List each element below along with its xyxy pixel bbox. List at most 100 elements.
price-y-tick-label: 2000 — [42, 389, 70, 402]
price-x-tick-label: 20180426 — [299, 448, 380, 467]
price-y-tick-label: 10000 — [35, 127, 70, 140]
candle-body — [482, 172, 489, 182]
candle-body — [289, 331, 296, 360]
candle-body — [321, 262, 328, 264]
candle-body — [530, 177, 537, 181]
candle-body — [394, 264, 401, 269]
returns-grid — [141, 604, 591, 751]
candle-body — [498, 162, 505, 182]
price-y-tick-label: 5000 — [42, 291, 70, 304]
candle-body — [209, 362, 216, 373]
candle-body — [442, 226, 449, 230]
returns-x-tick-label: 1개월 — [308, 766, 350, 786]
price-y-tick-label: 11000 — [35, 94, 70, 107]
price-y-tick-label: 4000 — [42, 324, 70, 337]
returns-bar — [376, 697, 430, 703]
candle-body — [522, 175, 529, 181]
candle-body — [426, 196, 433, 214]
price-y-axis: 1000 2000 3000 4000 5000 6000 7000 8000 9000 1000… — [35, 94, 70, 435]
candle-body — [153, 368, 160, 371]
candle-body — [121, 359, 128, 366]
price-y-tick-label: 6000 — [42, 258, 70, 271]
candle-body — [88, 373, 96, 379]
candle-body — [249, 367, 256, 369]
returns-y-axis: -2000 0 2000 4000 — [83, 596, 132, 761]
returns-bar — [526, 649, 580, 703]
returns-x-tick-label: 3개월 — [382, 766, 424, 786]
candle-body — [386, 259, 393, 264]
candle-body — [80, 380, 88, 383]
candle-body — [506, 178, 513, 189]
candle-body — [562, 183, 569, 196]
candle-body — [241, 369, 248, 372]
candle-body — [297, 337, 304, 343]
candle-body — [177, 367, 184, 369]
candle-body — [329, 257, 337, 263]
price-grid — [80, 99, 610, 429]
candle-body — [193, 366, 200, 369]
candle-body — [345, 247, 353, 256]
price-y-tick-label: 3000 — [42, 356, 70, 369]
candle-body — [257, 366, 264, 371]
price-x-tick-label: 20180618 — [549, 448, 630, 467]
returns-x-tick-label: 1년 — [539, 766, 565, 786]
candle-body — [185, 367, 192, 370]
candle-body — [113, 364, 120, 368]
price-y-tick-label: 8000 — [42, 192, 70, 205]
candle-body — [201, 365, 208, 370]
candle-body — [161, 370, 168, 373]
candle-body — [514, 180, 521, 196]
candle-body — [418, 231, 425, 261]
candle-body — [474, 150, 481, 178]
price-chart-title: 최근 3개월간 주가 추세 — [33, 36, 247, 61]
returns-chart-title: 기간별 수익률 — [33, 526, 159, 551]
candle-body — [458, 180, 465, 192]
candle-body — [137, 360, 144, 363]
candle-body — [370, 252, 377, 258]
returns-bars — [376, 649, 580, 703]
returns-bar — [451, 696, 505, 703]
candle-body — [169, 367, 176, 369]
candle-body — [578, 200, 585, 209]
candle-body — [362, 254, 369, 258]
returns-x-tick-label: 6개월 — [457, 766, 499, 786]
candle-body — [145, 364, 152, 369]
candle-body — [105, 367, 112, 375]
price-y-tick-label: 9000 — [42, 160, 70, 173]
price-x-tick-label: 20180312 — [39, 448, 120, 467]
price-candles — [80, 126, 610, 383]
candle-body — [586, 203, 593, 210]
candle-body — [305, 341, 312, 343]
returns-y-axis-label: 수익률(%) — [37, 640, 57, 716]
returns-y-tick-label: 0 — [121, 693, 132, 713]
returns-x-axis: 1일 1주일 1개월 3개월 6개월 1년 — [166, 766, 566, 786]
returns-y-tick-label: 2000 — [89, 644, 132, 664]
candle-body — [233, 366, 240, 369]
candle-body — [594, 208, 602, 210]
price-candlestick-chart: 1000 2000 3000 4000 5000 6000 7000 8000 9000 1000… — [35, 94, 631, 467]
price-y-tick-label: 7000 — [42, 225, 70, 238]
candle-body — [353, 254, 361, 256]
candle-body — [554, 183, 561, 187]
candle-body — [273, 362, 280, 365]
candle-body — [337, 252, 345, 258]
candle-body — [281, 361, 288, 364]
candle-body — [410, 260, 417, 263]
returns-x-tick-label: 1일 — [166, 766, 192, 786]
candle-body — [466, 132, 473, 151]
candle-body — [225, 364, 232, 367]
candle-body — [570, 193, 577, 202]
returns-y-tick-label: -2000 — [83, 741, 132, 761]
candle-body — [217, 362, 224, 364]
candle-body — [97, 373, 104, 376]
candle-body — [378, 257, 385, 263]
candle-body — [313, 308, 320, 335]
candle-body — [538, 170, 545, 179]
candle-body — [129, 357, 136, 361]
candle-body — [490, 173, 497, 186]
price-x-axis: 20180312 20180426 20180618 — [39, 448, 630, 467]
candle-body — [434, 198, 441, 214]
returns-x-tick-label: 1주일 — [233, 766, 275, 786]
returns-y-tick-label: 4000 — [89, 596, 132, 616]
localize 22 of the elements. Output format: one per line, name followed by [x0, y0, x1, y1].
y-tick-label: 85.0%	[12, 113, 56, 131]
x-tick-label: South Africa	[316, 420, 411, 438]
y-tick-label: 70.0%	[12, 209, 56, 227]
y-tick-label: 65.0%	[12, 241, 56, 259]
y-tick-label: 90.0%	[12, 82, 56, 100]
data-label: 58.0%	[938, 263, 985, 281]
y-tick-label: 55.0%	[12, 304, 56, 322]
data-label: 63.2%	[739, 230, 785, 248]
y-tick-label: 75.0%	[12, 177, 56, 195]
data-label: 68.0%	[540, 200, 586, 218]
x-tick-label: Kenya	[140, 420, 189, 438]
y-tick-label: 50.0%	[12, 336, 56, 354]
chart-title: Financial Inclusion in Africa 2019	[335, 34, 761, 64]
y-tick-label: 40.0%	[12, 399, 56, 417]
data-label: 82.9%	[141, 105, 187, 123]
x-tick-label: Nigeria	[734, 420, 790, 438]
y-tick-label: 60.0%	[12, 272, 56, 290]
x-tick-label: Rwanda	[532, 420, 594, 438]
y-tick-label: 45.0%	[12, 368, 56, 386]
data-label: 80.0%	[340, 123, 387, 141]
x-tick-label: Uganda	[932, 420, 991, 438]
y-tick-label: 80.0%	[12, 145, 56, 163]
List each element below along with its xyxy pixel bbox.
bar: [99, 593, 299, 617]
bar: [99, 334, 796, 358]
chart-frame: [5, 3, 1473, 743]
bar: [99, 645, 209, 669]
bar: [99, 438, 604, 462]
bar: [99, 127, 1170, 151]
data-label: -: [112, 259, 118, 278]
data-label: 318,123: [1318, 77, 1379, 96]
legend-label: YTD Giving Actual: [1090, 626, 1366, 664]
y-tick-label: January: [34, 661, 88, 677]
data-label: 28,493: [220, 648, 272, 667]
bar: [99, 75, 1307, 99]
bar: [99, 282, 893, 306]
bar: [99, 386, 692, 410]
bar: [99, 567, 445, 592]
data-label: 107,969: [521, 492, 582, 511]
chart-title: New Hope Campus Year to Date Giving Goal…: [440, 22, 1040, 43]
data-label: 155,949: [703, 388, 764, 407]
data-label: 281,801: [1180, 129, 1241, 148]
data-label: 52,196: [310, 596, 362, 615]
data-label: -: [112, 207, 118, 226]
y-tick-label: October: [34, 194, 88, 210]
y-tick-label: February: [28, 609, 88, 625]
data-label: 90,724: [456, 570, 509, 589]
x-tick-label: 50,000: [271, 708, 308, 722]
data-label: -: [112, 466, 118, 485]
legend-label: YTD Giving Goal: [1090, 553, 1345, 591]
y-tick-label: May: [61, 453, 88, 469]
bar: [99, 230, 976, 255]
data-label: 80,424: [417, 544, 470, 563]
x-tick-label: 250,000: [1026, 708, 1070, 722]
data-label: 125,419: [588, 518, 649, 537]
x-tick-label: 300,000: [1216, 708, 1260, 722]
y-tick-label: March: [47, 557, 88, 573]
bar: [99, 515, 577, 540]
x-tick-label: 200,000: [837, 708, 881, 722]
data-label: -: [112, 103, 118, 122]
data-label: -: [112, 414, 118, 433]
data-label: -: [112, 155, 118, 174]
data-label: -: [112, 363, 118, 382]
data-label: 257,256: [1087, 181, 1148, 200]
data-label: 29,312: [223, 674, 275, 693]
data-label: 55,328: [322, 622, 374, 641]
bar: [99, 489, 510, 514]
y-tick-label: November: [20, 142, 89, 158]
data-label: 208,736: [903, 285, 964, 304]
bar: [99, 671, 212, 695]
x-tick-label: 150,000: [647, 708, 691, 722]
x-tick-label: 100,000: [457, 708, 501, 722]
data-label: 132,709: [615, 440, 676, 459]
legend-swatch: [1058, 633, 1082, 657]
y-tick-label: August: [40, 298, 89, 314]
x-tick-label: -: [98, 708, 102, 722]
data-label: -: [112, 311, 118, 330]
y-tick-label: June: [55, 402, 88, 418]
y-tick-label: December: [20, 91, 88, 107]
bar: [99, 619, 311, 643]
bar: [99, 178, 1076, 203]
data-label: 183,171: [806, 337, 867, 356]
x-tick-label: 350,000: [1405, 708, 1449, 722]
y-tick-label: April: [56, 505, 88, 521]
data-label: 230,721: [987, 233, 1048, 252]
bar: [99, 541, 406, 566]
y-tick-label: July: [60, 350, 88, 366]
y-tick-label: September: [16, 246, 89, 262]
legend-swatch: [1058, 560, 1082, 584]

SET EXERCISE —
Lay out the lines of the records above, from the first line through the line containing "candle-body — [177, 367, 184, 369]" (that line included), as a JSON list of strings with one string per line and blank lines omitted.

ANSWER TO THE TASK —
[
  "List each element below along with its xyxy pixel bbox. List at most 100 elements.",
  "price-y-tick-label: 2000 — [42, 389, 70, 402]",
  "price-x-tick-label: 20180426 — [299, 448, 380, 467]",
  "price-y-tick-label: 10000 — [35, 127, 70, 140]",
  "candle-body — [482, 172, 489, 182]",
  "candle-body — [289, 331, 296, 360]",
  "candle-body — [321, 262, 328, 264]",
  "candle-body — [530, 177, 537, 181]",
  "candle-body — [394, 264, 401, 269]",
  "returns-grid — [141, 604, 591, 751]",
  "candle-body — [498, 162, 505, 182]",
  "price-y-tick-label: 5000 — [42, 291, 70, 304]",
  "candle-body — [209, 362, 216, 373]",
  "candle-body — [442, 226, 449, 230]",
  "returns-x-tick-label: 1개월 — [308, 766, 350, 786]",
  "price-y-tick-label: 11000 — [35, 94, 70, 107]",
  "price-y-tick-label: 4000 — [42, 324, 70, 337]",
  "returns-bar — [376, 697, 430, 703]",
  "candle-body — [522, 175, 529, 181]",
  "candle-body — [426, 196, 433, 214]",
  "price-y-axis: 1000 2000 3000 4000 5000 6000 7000 8000 9000 1000… — [35, 94, 70, 435]",
  "candle-body — [153, 368, 160, 371]",
  "candle-body — [121, 359, 128, 366]",
  "price-y-tick-label: 6000 — [42, 258, 70, 271]",
  "candle-body — [88, 373, 96, 379]",
  "candle-body — [249, 367, 256, 369]",
  "returns-y-axis: -2000 0 2000 4000 — [83, 596, 132, 761]",
  "returns-bar — [526, 649, 580, 703]",
  "returns-x-tick-label: 3개월 — [382, 766, 424, 786]",
  "candle-body — [386, 259, 393, 264]",
  "candle-body — [80, 380, 88, 383]",
  "candle-body — [506, 178, 513, 189]",
  "candle-body — [562, 183, 569, 196]",
  "candle-body — [241, 369, 248, 372]",
  "candle-body — [297, 337, 304, 343]",
  "candle-body — [177, 367, 184, 369]"
]